Exercise description: Arrange the lines below as a JSON list of strings, with one string for each line and blank lines omitted. Leave the pictures out.

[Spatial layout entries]
--- begin ---
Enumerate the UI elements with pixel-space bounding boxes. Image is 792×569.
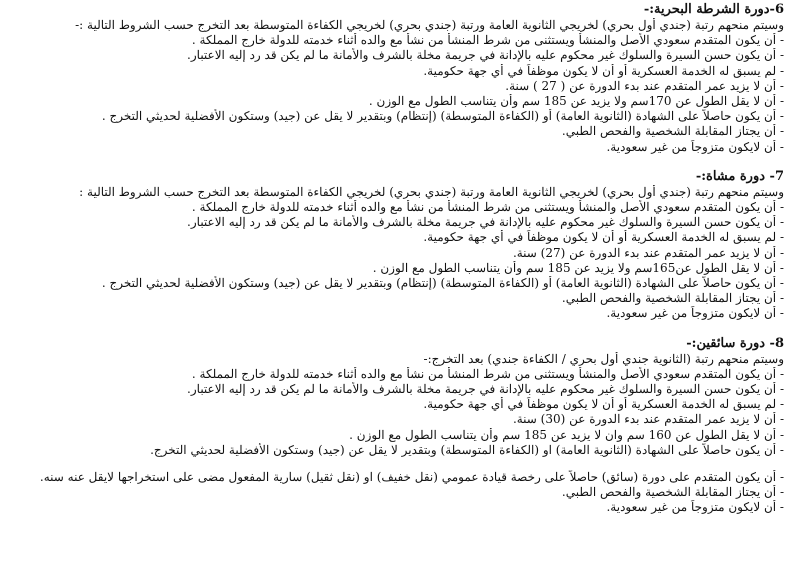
condition-line: - أن يجتاز المقابلة الشخصية والفحص الطبي. [561,291,784,306]
section-intro: وسيتم منحهم رتبة (الثانوية جندي أول بحري / الكفاءة جندي) بعد التخرج:- [423,351,784,366]
section-drivers [6,336,784,516]
condition-line: - أن يكون المتقدم سعودي الأصل والمنشأ ويستثنى من شرط المنشأ من نشأ مع والده أثناء خدمته للدولة خارج المملكة . [191,366,784,381]
section-gap [6,322,784,336]
condition-line: - أن يكون حاصلاً على الشهادة (الثانوية العامة) أو (الكفاءة المتوسطة) (إنتظام) وبتقدير لا يقل عن (جيد) وستكون الأفضلية لحديثي التخرج . [101,109,784,124]
condition-line: - أن يكون المتقدم سعودي الأصل والمنشأ ويستثنى من شرط المنشأ من نشأ مع والده أثناء خدمته للدولة خارج المملكة . [191,200,784,215]
section-heading: 6-دورة الشرطة البحرية:- [643,2,784,17]
condition-line: - أن يكون المتقدم على دورة (سائق) حاصلاً على رخصة قيادة عمومي (نقل خفيف) او (نقل ثقيل) سارية المفعول مضى على استخراجها لايقل عنه سنه. [39,470,784,485]
section-heading: 8- دورة سائقين:- [686,335,784,351]
condition-line: - أن يكون حسن السيرة والسلوك غير محكوم عليه بالإدانة في جريمة مخلة بالشرف والأمانة ما لم يكن قد رد إليه الاعتبار. [187,215,784,230]
condition-line: - أن يكون المتقدم سعودي الأصل والمنشأ ويستثنى من شرط المنشأ من نشأ مع والده أثناء خدمته للدولة خارج المملكة . [191,33,784,48]
condition-line: - لم يسبق له الخدمة العسكرية أو أن لا يكون موظفاً في أي جهة حكومية. [423,63,784,78]
section-intro: وسيتم منحهم رتبة (جندي أول بحري) لخريجي الثانوية العامة ورتبة (جندي بحري) لخريجي الكفاءة المتوسطة بعد التخرج حسب الشروط التالية : [79,184,784,199]
condition-line: - أن لا يقل الطول عن 170سم ولا يزيد عن 185 سم وأن يتناسب الطول مع الوزن . [368,94,784,109]
section-infantry [6,169,784,322]
condition-line: - أن لا يزيد عمر المتقدم عند بدء الدورة عن (30) سنة. [512,412,784,427]
section-heading: 7- دورة مشاة:- [695,168,784,184]
condition-line: - أن يكون حاصلاً على الشهادة (الثانوية العامة) او (الكفاءة المتوسطة) وبتقدير لا يقل عن (جيد) وستكون الأفضلية لحديثي التخرج. [150,442,784,457]
section-naval-police [6,2,784,155]
condition-line: - أن يكون حسن السيرة والسلوك غير محكوم عليه بالإدانة في جريمة مخلة بالشرف والأمانة ما لم يكن قد رد إليه الاعتبار. [187,48,784,63]
condition-line: - أن لا يزيد عمر المتقدم عند بدء الدورة عن ( 27 ) سنة. [505,78,784,93]
condition-line: - أن لا يزيد عمر المتقدم عند بدء الدورة عن (27) سنة. [512,245,784,260]
condition-line: - أن يكون حسن السيرة والسلوك غير محكوم عليه بالإدانة في جريمة مخلة بالشرف والأمانة ما لم يكن قد رد إليه الاعتبار. [187,382,784,397]
section-intro: وسيتم منحهم رتبة (جندي أول بحري) لخريجي الثانوية العامة ورتبة (جندي بحري) لخريجي الكفاءة المتوسطة بعد التخرج حسب الشروط التالية :- [75,18,784,32]
condition-line: - لم يسبق له الخدمة العسكرية أو أن لا يكون موظفاً في أي جهة حكومية. [423,397,784,412]
condition-line: - لم يسبق له الخدمة العسكرية أو أن لا يكون موظفاً في أي جهة حكومية. [423,230,784,245]
condition-line: - أن لايكون متزوجاً من غير سعودية. [606,306,784,321]
condition-line: - أن يجتاز المقابلة الشخصية والفحص الطبي. [561,124,784,139]
condition-line: - أن يجتاز المقابلة الشخصية والفحص الطبي. [561,485,784,500]
condition-line: - أن لايكون متزوجاً من غير سعودية. [606,500,784,515]
condition-line: - أن لا يقل الطول عن165سم ولا يزيد عن 185 سم وأن يتناسب الطول مع الوزن . [372,260,784,275]
condition-line: - أن لايكون متزوجاً من غير سعودية. [606,139,784,154]
section-gap [6,155,784,169]
paragraph-gap [6,458,784,470]
condition-line: - أن لا يقل الطول عن 160 سم وان لا يزيد عن 185 سم وأن يتناسب الطول مع الوزن . [349,427,784,442]
condition-line: - أن يكون حاصلاً على الشهادة (الثانوية العامة) أو (الكفاءة المتوسطة) (إنتظام) وبتقدير لا يقل عن (جيد) وستكون الأفضلية لحديثي التخرج . [101,276,784,291]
--- end ---
Solution to this exercise:
[
  "Enumerate the UI elements with pixel-space bounding boxes. Image is 792×569.",
  "condition-line: - أن يجتاز المقابلة الشخصية والفحص الطبي. [561,291,784,306]",
  "section-intro: وسيتم منحهم رتبة (الثانوية جندي أول بحري / الكفاءة جندي) بعد التخرج:- [423,351,784,366]",
  "section-drivers [6,336,784,516]",
  "condition-line: - أن يكون المتقدم سعودي الأصل والمنشأ ويستثنى من شرط المنشأ من نشأ مع والده أثناء خدمته للدولة خارج المملكة . [191,366,784,381]",
  "section-gap [6,322,784,336]",
  "condition-line: - أن يكون حاصلاً على الشهادة (الثانوية العامة) أو (الكفاءة المتوسطة) (إنتظام) وبتقدير لا يقل عن (جيد) وستكون الأفضلية لحديثي التخرج . [101,109,784,124]",
  "condition-line: - أن يكون المتقدم سعودي الأصل والمنشأ ويستثنى من شرط المنشأ من نشأ مع والده أثناء خدمته للدولة خارج المملكة . [191,200,784,215]",
  "section-heading: 6-دورة الشرطة البحرية:- [643,2,784,17]",
  "condition-line: - أن يكون المتقدم على دورة (سائق) حاصلاً على رخصة قيادة عمومي (نقل خفيف) او (نقل ثقيل) سارية المفعول مضى على استخراجها لايقل عنه سنه. [39,470,784,485]",
  "section-heading: 8- دورة سائقين:- [686,335,784,351]",
  "condition-line: - أن يكون حسن السيرة والسلوك غير محكوم عليه بالإدانة في جريمة مخلة بالشرف والأمانة ما لم يكن قد رد إليه الاعتبار. [187,215,784,230]",
  "condition-line: - أن يكون المتقدم سعودي الأصل والمنشأ ويستثنى من شرط المنشأ من نشأ مع والده أثناء خدمته للدولة خارج المملكة . [191,33,784,48]",
  "condition-line: - لم يسبق له الخدمة العسكرية أو أن لا يكون موظفاً في أي جهة حكومية. [423,63,784,78]",
  "section-intro: وسيتم منحهم رتبة (جندي أول بحري) لخريجي الثانوية العامة ورتبة (جندي بحري) لخريجي الكفاءة المتوسطة بعد التخرج حسب الشروط التالية : [79,184,784,199]",
  "condition-line: - أن لا يقل الطول عن 170سم ولا يزيد عن 185 سم وأن يتناسب الطول مع الوزن . [368,94,784,109]",
  "section-infantry [6,169,784,322]",
  "condition-line: - أن لا يزيد عمر المتقدم عند بدء الدورة عن (30) سنة. [512,412,784,427]",
  "section-heading: 7- دورة مشاة:- [695,168,784,184]",
  "condition-line: - أن يكون حاصلاً على الشهادة (الثانوية العامة) او (الكفاءة المتوسطة) وبتقدير لا يقل عن (جيد) وستكون الأفضلية لحديثي التخرج. [150,442,784,457]",
  "section-naval-police [6,2,784,155]",
  "condition-line: - أن يكون حسن السيرة والسلوك غير محكوم عليه بالإدانة في جريمة مخلة بالشرف والأمانة ما لم يكن قد رد إليه الاعتبار. [187,48,784,63]",
  "condition-line: - أن لا يزيد عمر المتقدم عند بدء الدورة عن ( 27 ) سنة. [505,78,784,93]",
  "condition-line: - أن لا يزيد عمر المتقدم عند بدء الدورة عن (27) سنة. [512,245,784,260]",
  "condition-line: - أن يكون حسن السيرة والسلوك غير محكوم عليه بالإدانة في جريمة مخلة بالشرف والأمانة ما لم يكن قد رد إليه الاعتبار. [187,382,784,397]",
  "section-intro: وسيتم منحهم رتبة (جندي أول بحري) لخريجي الثانوية العامة ورتبة (جندي بحري) لخريجي الكفاءة المتوسطة بعد التخرج حسب الشروط التالية :- [75,18,784,32]",
  "condition-line: - لم يسبق له الخدمة العسكرية أو أن لا يكون موظفاً في أي جهة حكومية. [423,397,784,412]",
  "condition-line: - لم يسبق له الخدمة العسكرية أو أن لا يكون موظفاً في أي جهة حكومية. [423,230,784,245]",
  "condition-line: - أن لايكون متزوجاً من غير سعودية. [606,306,784,321]",
  "condition-line: - أن يجتاز المقابلة الشخصية والفحص الطبي. [561,124,784,139]",
  "condition-line: - أن يجتاز المقابلة الشخصية والفحص الطبي. [561,485,784,500]",
  "condition-line: - أن لايكون متزوجاً من غير سعودية. [606,500,784,515]",
  "condition-line: - أن لا يقل الطول عن165سم ولا يزيد عن 185 سم وأن يتناسب الطول مع الوزن . [372,260,784,275]",
  "condition-line: - أن لايكون متزوجاً من غير سعودية. [606,139,784,154]",
  "section-gap [6,155,784,169]",
  "paragraph-gap [6,458,784,470]",
  "condition-line: - أن لا يقل الطول عن 160 سم وان لا يزيد عن 185 سم وأن يتناسب الطول مع الوزن . [349,427,784,442]",
  "condition-line: - أن يكون حاصلاً على الشهادة (الثانوية العامة) أو (الكفاءة المتوسطة) (إنتظام) وبتقدير لا يقل عن (جيد) وستكون الأفضلية لحديثي التخرج . [101,276,784,291]"
]